BEGIN Given information

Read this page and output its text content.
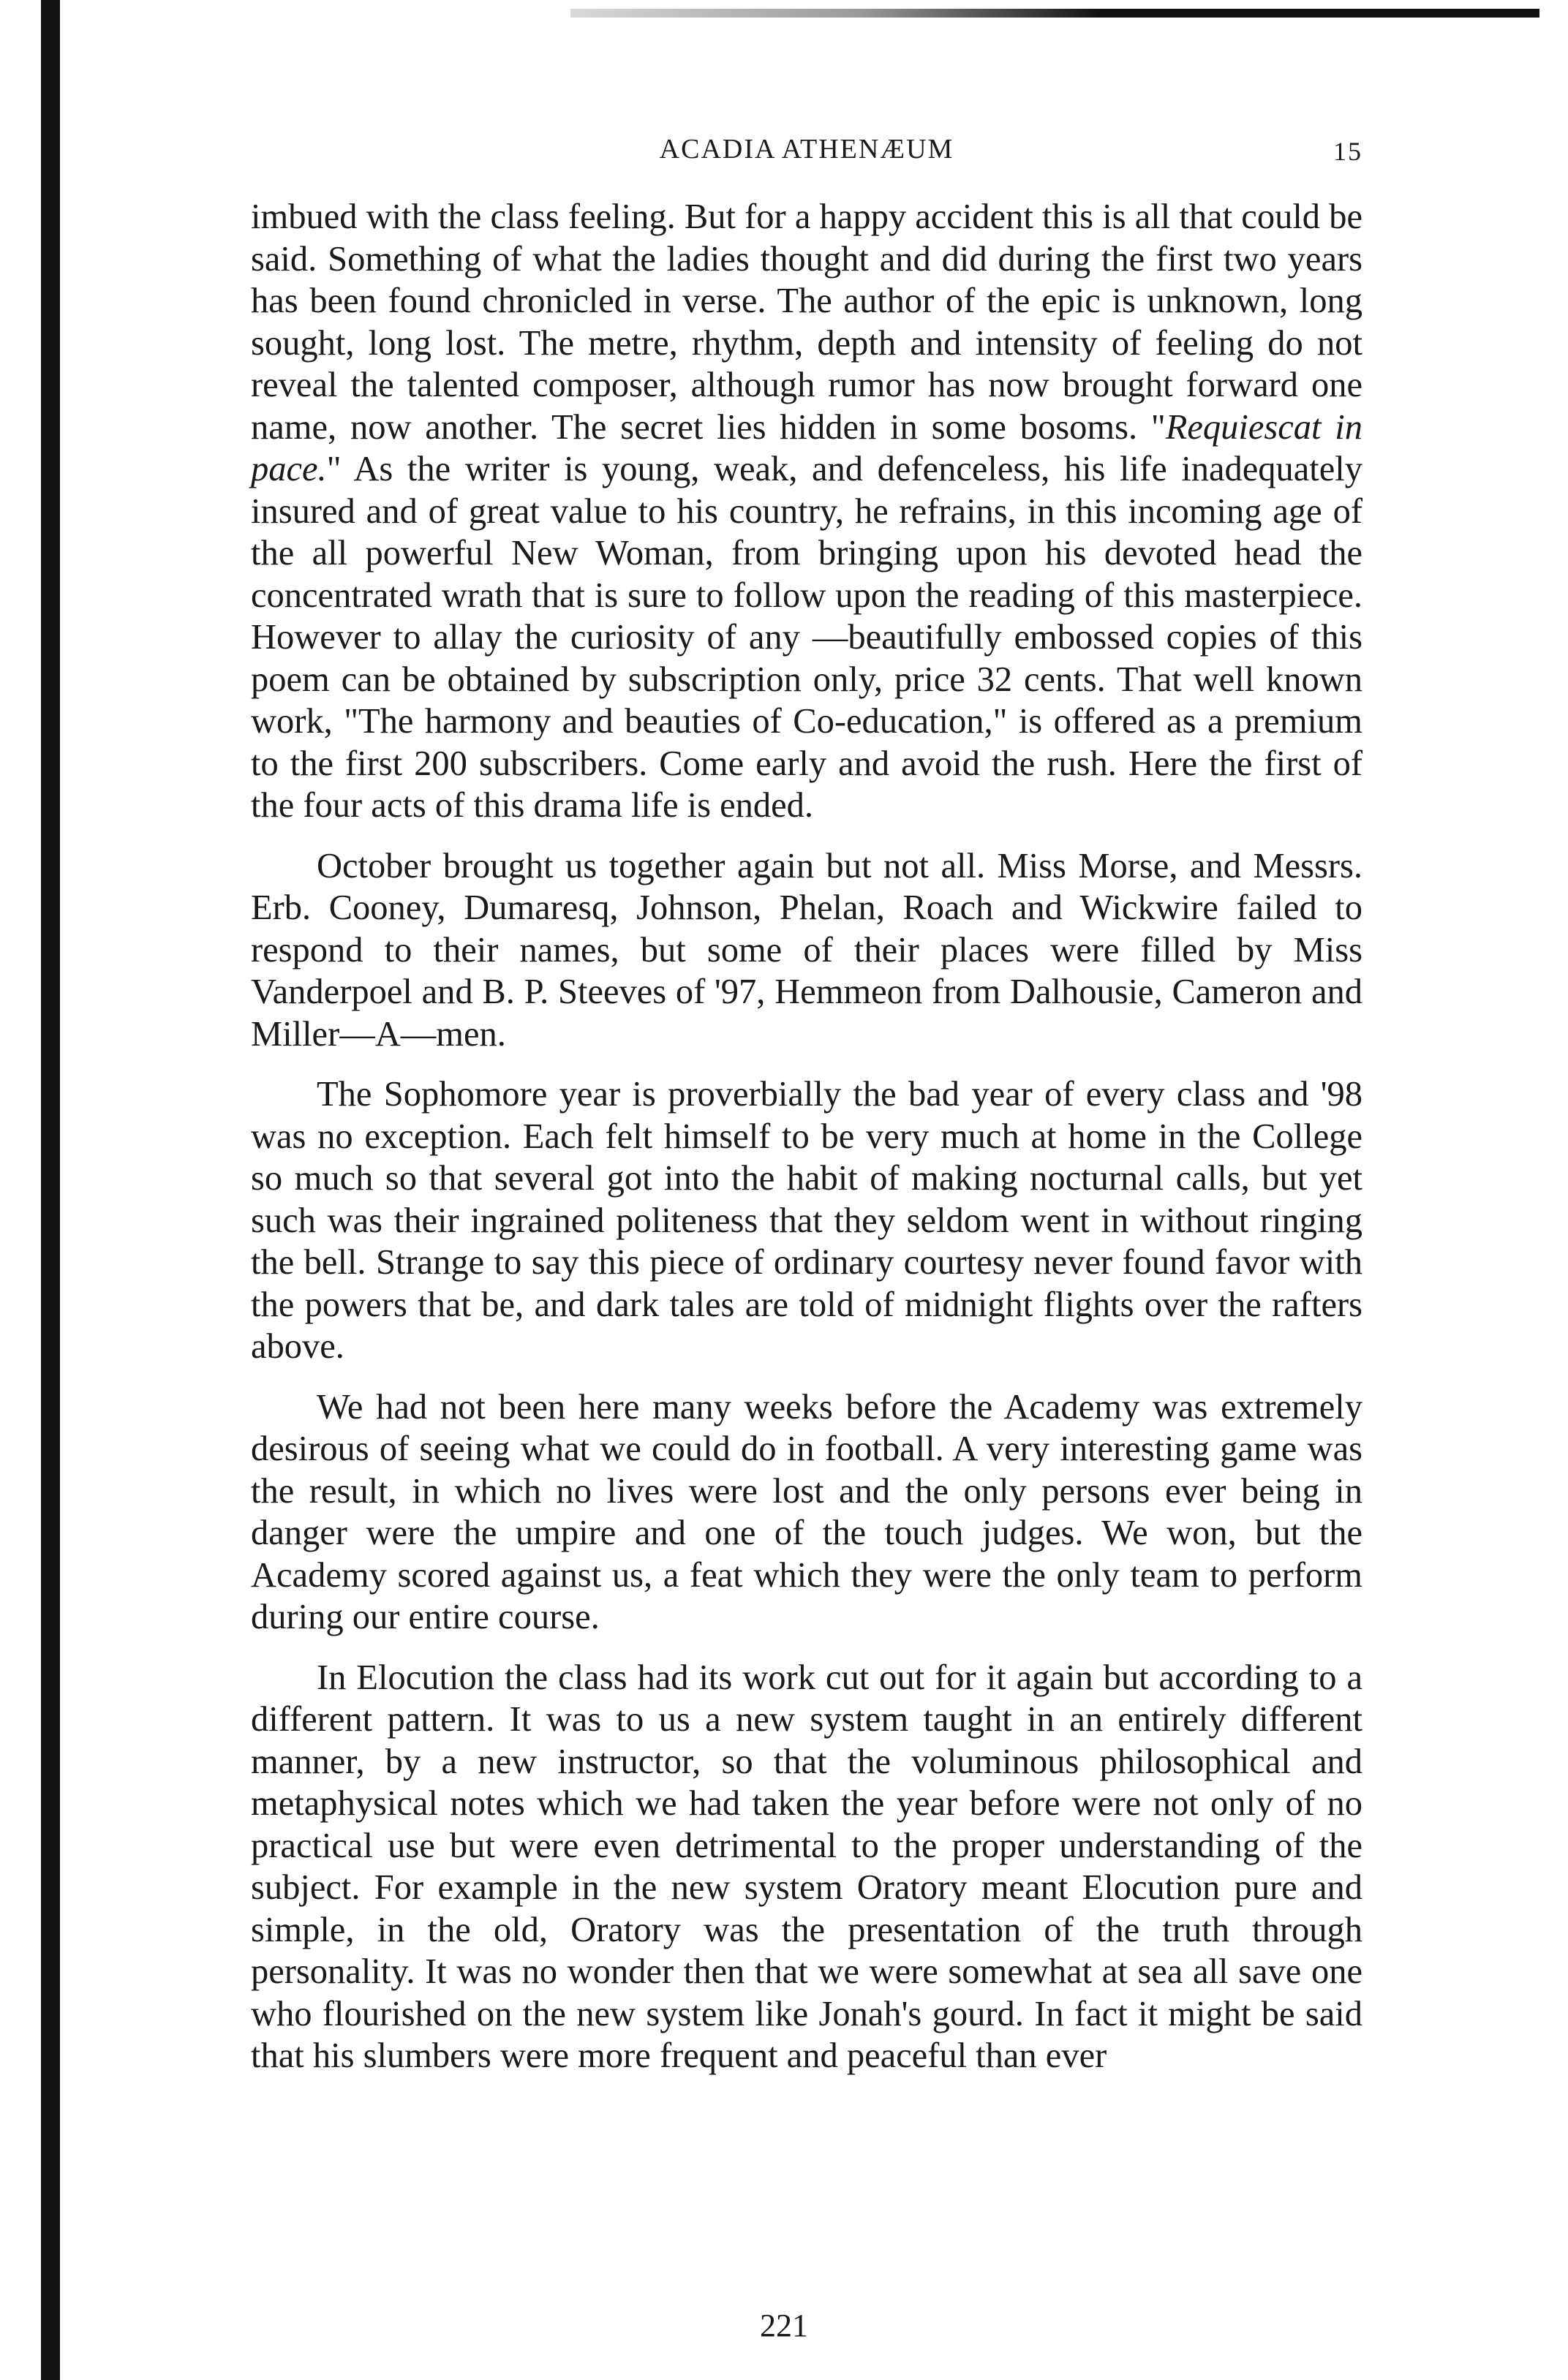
ACADIA ATHENÆUM	15

imbued with the class feeling. But for a happy accident this is all that could be said. Something of what the ladies thought and did during the first two years has been found chronicled in verse. The author of the epic is unknown, long sought, long lost. The metre, rhythm, depth and intensity of feeling do not reveal the talented composer, although rumor has now brought forward one name, now another. The secret lies hidden in some bosoms. "Requiescat in pace." As the writer is young, weak, and defenceless, his life inadequately insured and of great value to his country, he refrains, in this incoming age of the all powerful New Woman, from bringing upon his devoted head the concentrated wrath that is sure to follow upon the reading of this masterpiece. However to allay the curiosity of any —beautifully embossed copies of this poem can be obtained by subscription only, price 32 cents. That well known work, "The harmony and beauties of Co-education," is offered as a premium to the first 200 subscribers. Come early and avoid the rush. Here the first of the four acts of this drama life is ended.

October brought us together again but not all. Miss Morse, and Messrs. Erb. Cooney, Dumaresq, Johnson, Phelan, Roach and Wickwire failed to respond to their names, but some of their places were filled by Miss Vanderpoel and B. P. Steeves of '97, Hemmeon from Dalhousie, Cameron and Miller—A—men.

The Sophomore year is proverbially the bad year of every class and '98 was no exception. Each felt himself to be very much at home in the College so much so that several got into the habit of making nocturnal calls, but yet such was their ingrained politeness that they seldom went in without ringing the bell. Strange to say this piece of ordinary courtesy never found favor with the powers that be, and dark tales are told of midnight flights over the rafters above.

We had not been here many weeks before the Academy was extremely desirous of seeing what we could do in football. A very interesting game was the result, in which no lives were lost and the only persons ever being in danger were the umpire and one of the touch judges. We won, but the Academy scored against us, a feat which they were the only team to perform during our entire course.

In Elocution the class had its work cut out for it again but according to a different pattern. It was to us a new system taught in an entirely different manner, by a new instructor, so that the voluminous philosophical and metaphysical notes which we had taken the year before were not only of no practical use but were even detrimental to the proper understanding of the subject. For example in the new system Oratory meant Elocution pure and simple, in the old, Oratory was the presentation of the truth through personality. It was no wonder then that we were somewhat at sea all save one who flourished on the new system like Jonah's gourd. In fact it might be said that his slumbers were more frequent and peaceful than ever

221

END Given information

* _Prompt_: Every line of the data should be copied as it stands, without the images.

* _Output for this task_:
Read this page and output its text content.
ACADIA ATHENÆUM	15

imbued with the class feeling. But for a happy accident this is all that could be said. Something of what the ladies thought and did during the first two years has been found chronicled in verse. The author of the epic is unknown, long sought, long lost. The metre, rhythm, depth and intensity of feeling do not reveal the talented composer, although rumor has now brought forward one name, now another. The secret lies hidden in some bosoms. "Requiescat in pace." As the writer is young, weak, and defenceless, his life inadequately insured and of great value to his country, he refrains, in this incoming age of the all powerful New Woman, from bringing upon his devoted head the concentrated wrath that is sure to follow upon the reading of this masterpiece. However to allay the curiosity of any —beautifully embossed copies of this poem can be obtained by subscription only, price 32 cents. That well known work, "The harmony and beauties of Co-education," is offered as a premium to the first 200 subscribers. Come early and avoid the rush. Here the first of the four acts of this drama life is ended.

October brought us together again but not all. Miss Morse, and Messrs. Erb. Cooney, Dumaresq, Johnson, Phelan, Roach and Wickwire failed to respond to their names, but some of their places were filled by Miss Vanderpoel and B. P. Steeves of '97, Hemmeon from Dalhousie, Cameron and Miller—A—men.

The Sophomore year is proverbially the bad year of every class and '98 was no exception. Each felt himself to be very much at home in the College so much so that several got into the habit of making nocturnal calls, but yet such was their ingrained politeness that they seldom went in without ringing the bell. Strange to say this piece of ordinary courtesy never found favor with the powers that be, and dark tales are told of midnight flights over the rafters above.

We had not been here many weeks before the Academy was extremely desirous of seeing what we could do in football. A very interesting game was the result, in which no lives were lost and the only persons ever being in danger were the umpire and one of the touch judges. We won, but the Academy scored against us, a feat which they were the only team to perform during our entire course.

In Elocution the class had its work cut out for it again but according to a different pattern. It was to us a new system taught in an entirely different manner, by a new instructor, so that the voluminous philosophical and metaphysical notes which we had taken the year before were not only of no practical use but were even detrimental to the proper understanding of the subject. For example in the new system Oratory meant Elocution pure and simple, in the old, Oratory was the presentation of the truth through personality. It was no wonder then that we were somewhat at sea all save one who flourished on the new system like Jonah's gourd. In fact it might be said that his slumbers were more frequent and peaceful than ever

221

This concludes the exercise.